* [SET TASK]: Collect all lines below with the string "Yandere".

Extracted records
══════════════════════════════
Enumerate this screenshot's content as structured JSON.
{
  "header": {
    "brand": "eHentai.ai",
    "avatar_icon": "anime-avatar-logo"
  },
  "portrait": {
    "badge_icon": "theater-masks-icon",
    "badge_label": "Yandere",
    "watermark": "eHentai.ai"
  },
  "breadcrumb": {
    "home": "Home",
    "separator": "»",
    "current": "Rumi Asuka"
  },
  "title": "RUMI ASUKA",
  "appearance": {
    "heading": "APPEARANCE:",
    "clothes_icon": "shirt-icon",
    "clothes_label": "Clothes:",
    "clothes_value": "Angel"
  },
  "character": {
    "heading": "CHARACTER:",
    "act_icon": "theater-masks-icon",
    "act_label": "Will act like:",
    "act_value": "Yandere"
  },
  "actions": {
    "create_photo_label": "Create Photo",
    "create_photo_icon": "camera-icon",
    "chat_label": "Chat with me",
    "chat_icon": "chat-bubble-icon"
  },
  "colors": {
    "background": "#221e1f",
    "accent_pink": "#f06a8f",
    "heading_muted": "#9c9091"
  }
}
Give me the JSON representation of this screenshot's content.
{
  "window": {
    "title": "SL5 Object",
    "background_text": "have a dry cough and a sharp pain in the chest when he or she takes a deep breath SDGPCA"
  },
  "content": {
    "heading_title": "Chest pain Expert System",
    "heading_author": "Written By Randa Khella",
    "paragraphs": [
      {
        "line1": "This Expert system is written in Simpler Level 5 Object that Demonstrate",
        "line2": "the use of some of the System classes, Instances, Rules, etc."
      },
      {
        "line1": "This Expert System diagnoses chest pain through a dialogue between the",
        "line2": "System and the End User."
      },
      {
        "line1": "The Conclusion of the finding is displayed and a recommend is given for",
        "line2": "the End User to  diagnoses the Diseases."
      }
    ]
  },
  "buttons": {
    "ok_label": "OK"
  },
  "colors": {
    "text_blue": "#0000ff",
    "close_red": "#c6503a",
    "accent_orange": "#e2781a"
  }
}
══════════════════════════════
* [FINISHED EXERCISE]:
    "badge_label": "Yandere",
    "act_value": "Yandere"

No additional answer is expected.